Each record is to be transcribed exactly.
==================================================
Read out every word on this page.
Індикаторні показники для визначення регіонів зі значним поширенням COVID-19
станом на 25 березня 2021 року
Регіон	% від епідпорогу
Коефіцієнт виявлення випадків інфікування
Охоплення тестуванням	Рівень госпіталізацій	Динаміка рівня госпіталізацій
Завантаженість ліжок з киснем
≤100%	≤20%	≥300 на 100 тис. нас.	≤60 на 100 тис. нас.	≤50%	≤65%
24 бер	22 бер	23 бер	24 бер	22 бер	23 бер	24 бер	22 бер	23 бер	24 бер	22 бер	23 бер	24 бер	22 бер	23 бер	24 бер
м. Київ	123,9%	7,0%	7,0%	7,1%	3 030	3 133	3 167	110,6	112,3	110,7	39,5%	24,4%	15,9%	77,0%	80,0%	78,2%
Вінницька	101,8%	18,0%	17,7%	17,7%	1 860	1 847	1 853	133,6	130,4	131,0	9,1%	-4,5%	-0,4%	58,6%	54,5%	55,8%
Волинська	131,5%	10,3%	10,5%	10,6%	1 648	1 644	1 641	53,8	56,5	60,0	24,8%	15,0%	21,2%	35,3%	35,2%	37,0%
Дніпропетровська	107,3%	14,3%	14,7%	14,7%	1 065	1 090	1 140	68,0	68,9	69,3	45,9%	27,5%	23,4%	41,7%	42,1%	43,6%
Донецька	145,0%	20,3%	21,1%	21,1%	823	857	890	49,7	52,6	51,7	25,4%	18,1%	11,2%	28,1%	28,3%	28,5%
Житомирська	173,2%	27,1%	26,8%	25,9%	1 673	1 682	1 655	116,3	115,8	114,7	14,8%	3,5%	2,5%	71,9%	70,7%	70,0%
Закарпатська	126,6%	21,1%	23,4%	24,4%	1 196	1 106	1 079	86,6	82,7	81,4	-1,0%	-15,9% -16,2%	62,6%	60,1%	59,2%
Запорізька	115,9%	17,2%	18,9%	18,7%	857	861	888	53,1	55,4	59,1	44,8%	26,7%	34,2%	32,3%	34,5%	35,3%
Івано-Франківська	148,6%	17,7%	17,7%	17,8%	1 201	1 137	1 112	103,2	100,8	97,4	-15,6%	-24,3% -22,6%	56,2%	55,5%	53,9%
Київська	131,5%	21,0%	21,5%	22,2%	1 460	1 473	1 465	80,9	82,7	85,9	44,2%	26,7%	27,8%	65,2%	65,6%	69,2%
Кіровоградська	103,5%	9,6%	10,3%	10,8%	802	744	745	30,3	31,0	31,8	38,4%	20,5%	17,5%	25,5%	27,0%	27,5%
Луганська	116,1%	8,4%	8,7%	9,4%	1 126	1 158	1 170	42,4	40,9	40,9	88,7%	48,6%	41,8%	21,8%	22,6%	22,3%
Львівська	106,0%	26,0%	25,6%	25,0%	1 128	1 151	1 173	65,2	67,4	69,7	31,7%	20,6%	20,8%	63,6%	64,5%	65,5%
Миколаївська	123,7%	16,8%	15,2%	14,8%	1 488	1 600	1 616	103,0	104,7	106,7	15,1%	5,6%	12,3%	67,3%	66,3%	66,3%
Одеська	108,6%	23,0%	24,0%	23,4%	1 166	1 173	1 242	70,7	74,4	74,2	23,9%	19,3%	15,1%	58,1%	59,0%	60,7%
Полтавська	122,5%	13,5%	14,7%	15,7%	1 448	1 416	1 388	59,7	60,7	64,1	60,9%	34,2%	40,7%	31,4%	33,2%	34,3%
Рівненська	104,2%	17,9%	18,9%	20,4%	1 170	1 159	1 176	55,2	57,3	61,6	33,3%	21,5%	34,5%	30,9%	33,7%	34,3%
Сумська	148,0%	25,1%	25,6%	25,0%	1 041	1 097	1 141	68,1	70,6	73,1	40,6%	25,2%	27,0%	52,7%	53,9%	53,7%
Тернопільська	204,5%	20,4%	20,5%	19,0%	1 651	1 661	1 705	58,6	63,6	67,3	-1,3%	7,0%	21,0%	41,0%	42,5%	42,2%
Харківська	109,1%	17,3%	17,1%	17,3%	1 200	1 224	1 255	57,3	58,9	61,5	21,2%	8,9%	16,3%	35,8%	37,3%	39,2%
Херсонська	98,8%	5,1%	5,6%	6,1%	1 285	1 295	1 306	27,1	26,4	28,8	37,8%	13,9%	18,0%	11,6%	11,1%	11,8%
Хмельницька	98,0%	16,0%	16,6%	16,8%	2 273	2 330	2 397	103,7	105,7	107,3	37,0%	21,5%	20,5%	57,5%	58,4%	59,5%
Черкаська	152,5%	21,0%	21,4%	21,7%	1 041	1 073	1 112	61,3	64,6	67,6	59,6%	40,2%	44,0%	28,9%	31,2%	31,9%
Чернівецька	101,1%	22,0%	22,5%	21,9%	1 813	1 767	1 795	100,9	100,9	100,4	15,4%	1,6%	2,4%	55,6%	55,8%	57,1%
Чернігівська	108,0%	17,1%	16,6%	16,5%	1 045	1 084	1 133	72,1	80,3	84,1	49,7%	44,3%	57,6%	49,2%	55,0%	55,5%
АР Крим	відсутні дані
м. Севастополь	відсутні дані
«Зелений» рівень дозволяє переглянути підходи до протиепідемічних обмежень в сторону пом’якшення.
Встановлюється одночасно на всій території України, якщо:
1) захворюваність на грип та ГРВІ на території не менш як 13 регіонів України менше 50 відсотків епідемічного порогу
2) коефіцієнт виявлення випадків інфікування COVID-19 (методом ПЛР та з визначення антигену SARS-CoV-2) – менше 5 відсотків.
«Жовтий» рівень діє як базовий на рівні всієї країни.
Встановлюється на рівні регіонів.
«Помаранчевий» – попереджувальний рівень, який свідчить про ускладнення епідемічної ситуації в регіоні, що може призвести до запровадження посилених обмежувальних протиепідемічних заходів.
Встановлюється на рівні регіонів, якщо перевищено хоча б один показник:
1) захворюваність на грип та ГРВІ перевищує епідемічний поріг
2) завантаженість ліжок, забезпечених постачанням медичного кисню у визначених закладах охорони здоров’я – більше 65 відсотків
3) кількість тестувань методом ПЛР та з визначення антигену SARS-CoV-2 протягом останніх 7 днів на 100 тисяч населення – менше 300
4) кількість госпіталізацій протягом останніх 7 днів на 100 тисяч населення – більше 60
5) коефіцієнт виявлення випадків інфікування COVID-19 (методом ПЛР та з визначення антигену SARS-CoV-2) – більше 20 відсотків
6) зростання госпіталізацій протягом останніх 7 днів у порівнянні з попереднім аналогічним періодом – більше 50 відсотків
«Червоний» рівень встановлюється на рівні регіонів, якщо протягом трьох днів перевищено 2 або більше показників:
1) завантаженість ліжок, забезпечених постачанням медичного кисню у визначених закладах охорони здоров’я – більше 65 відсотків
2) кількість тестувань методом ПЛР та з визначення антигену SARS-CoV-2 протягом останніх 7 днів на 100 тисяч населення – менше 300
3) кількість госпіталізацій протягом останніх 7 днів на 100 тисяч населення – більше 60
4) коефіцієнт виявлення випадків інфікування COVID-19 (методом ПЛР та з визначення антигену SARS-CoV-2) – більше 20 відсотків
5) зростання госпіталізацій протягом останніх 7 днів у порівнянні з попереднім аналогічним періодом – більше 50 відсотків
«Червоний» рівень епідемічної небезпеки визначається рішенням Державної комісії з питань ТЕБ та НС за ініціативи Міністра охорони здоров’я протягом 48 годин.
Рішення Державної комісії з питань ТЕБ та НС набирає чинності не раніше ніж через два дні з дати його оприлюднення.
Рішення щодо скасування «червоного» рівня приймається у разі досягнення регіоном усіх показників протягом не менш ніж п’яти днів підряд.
==================================================
* **Exercise result**:
Read out every word on this page.
Індикаторні показники для визначення регіонів зі значним поширенням COVID-19
станом на 25 березня 2021 року
Регіон	% від епідпорогу
Коефіцієнт виявлення випадків інфікування
Охоплення тестуванням	Рівень госпіталізацій	Динаміка рівня госпіталізацій
Завантаженість ліжок з киснем
≤100%	≤20%	≥300 на 100 тис. нас.	≤60 на 100 тис. нас.	≤50%	≤65%
24 бер	22 бер	23 бер	24 бер	22 бер	23 бер	24 бер	22 бер	23 бер	24 бер	22 бер	23 бер	24 бер	22 бер	23 бер	24 бер
м. Київ	123,9%	7,0%	7,0%	7,1%	3 030	3 133	3 167	110,6	112,3	110,7	39,5%	24,4%	15,9%	77,0%	80,0%	78,2%
Вінницька	101,8%	18,0%	17,7%	17,7%	1 860	1 847	1 853	133,6	130,4	131,0	9,1%	-4,5%	-0,4%	58,6%	54,5%	55,8%
Волинська	131,5%	10,3%	10,5%	10,6%	1 648	1 644	1 641	53,8	56,5	60,0	24,8%	15,0%	21,2%	35,3%	35,2%	37,0%
Дніпропетровська	107,3%	14,3%	14,7%	14,7%	1 065	1 090	1 140	68,0	68,9	69,3	45,9%	27,5%	23,4%	41,7%	42,1%	43,6%
Донецька	145,0%	20,3%	21,1%	21,1%	823	857	890	49,7	52,6	51,7	25,4%	18,1%	11,2%	28,1%	28,3%	28,5%
Житомирська	173,2%	27,1%	26,8%	25,9%	1 673	1 682	1 655	116,3	115,8	114,7	14,8%	3,5%	2,5%	71,9%	70,7%	70,0%
Закарпатська	126,6%	21,1%	23,4%	24,4%	1 196	1 106	1 079	86,6	82,7	81,4	-1,0%	-15,9% -16,2%	62,6%	60,1%	59,2%
Запорізька	115,9%	17,2%	18,9%	18,7%	857	861	888	53,1	55,4	59,1	44,8%	26,7%	34,2%	32,3%	34,5%	35,3%
Івано-Франківська	148,6%	17,7%	17,7%	17,8%	1 201	1 137	1 112	103,2	100,8	97,4	-15,6%	-24,3% -22,6%	56,2%	55,5%	53,9%
Київська	131,5%	21,0%	21,5%	22,2%	1 460	1 473	1 465	80,9	82,7	85,9	44,2%	26,7%	27,8%	65,2%	65,6%	69,2%
Кіровоградська	103,5%	9,6%	10,3%	10,8%	802	744	745	30,3	31,0	31,8	38,4%	20,5%	17,5%	25,5%	27,0%	27,5%
Луганська	116,1%	8,4%	8,7%	9,4%	1 126	1 158	1 170	42,4	40,9	40,9	88,7%	48,6%	41,8%	21,8%	22,6%	22,3%
Львівська	106,0%	26,0%	25,6%	25,0%	1 128	1 151	1 173	65,2	67,4	69,7	31,7%	20,6%	20,8%	63,6%	64,5%	65,5%
Миколаївська	123,7%	16,8%	15,2%	14,8%	1 488	1 600	1 616	103,0	104,7	106,7	15,1%	5,6%	12,3%	67,3%	66,3%	66,3%
Одеська	108,6%	23,0%	24,0%	23,4%	1 166	1 173	1 242	70,7	74,4	74,2	23,9%	19,3%	15,1%	58,1%	59,0%	60,7%
Полтавська	122,5%	13,5%	14,7%	15,7%	1 448	1 416	1 388	59,7	60,7	64,1	60,9%	34,2%	40,7%	31,4%	33,2%	34,3%
Рівненська	104,2%	17,9%	18,9%	20,4%	1 170	1 159	1 176	55,2	57,3	61,6	33,3%	21,5%	34,5%	30,9%	33,7%	34,3%
Сумська	148,0%	25,1%	25,6%	25,0%	1 041	1 097	1 141	68,1	70,6	73,1	40,6%	25,2%	27,0%	52,7%	53,9%	53,7%
Тернопільська	204,5%	20,4%	20,5%	19,0%	1 651	1 661	1 705	58,6	63,6	67,3	-1,3%	7,0%	21,0%	41,0%	42,5%	42,2%
Харківська	109,1%	17,3%	17,1%	17,3%	1 200	1 224	1 255	57,3	58,9	61,5	21,2%	8,9%	16,3%	35,8%	37,3%	39,2%
Херсонська	98,8%	5,1%	5,6%	6,1%	1 285	1 295	1 306	27,1	26,4	28,8	37,8%	13,9%	18,0%	11,6%	11,1%	11,8%
Хмельницька	98,0%	16,0%	16,6%	16,8%	2 273	2 330	2 397	103,7	105,7	107,3	37,0%	21,5%	20,5%	57,5%	58,4%	59,5%
Черкаська	152,5%	21,0%	21,4%	21,7%	1 041	1 073	1 112	61,3	64,6	67,6	59,6%	40,2%	44,0%	28,9%	31,2%	31,9%
Чернівецька	101,1%	22,0%	22,5%	21,9%	1 813	1 767	1 795	100,9	100,9	100,4	15,4%	1,6%	2,4%	55,6%	55,8%	57,1%
Чернігівська	108,0%	17,1%	16,6%	16,5%	1 045	1 084	1 133	72,1	80,3	84,1	49,7%	44,3%	57,6%	49,2%	55,0%	55,5%
АР Крим	відсутні дані
м. Севастополь	відсутні дані
«Зелений» рівень дозволяє переглянути підходи до протиепідемічних обмежень в сторону пом’якшення.
Встановлюється одночасно на всій території України, якщо:
1) захворюваність на грип та ГРВІ на території не менш як 13 регіонів України менше 50 відсотків епідемічного порогу
2) коефіцієнт виявлення випадків інфікування COVID-19 (методом ПЛР та з визначення антигену SARS-CoV-2) – менше 5 відсотків.
«Жовтий» рівень діє як базовий на рівні всієї країни.
Встановлюється на рівні регіонів.
«Помаранчевий» – попереджувальний рівень, який свідчить про ускладнення епідемічної ситуації в регіоні, що може призвести до запровадження посилених обмежувальних протиепідемічних заходів.
Встановлюється на рівні регіонів, якщо перевищено хоча б один показник:
1) захворюваність на грип та ГРВІ перевищує епідемічний поріг
2) завантаженість ліжок, забезпечених постачанням медичного кисню у визначених закладах охорони здоров’я – більше 65 відсотків
3) кількість тестувань методом ПЛР та з визначення антигену SARS-CoV-2 протягом останніх 7 днів на 100 тисяч населення – менше 300
4) кількість госпіталізацій протягом останніх 7 днів на 100 тисяч населення – більше 60
5) коефіцієнт виявлення випадків інфікування COVID-19 (методом ПЛР та з визначення антигену SARS-CoV-2) – більше 20 відсотків
6) зростання госпіталізацій протягом останніх 7 днів у порівнянні з попереднім аналогічним періодом – більше 50 відсотків
«Червоний» рівень встановлюється на рівні регіонів, якщо протягом трьох днів перевищено 2 або більше показників:
1) завантаженість ліжок, забезпечених постачанням медичного кисню у визначених закладах охорони здоров’я – більше 65 відсотків
2) кількість тестувань методом ПЛР та з визначення антигену SARS-CoV-2 протягом останніх 7 днів на 100 тисяч населення – менше 300
3) кількість госпіталізацій протягом останніх 7 днів на 100 тисяч населення – більше 60
4) коефіцієнт виявлення випадків інфікування COVID-19 (методом ПЛР та з визначення антигену SARS-CoV-2) – більше 20 відсотків
5) зростання госпіталізацій протягом останніх 7 днів у порівнянні з попереднім аналогічним періодом – більше 50 відсотків
«Червоний» рівень епідемічної небезпеки визначається рішенням Державної комісії з питань ТЕБ та НС за ініціативи Міністра охорони здоров’я протягом 48 годин.
Рішення Державної комісії з питань ТЕБ та НС набирає чинності не раніше ніж через два дні з дати його оприлюднення.
Рішення щодо скасування «червоного» рівня приймається у разі досягнення регіоном усіх показників протягом не менш ніж п’яти днів підряд.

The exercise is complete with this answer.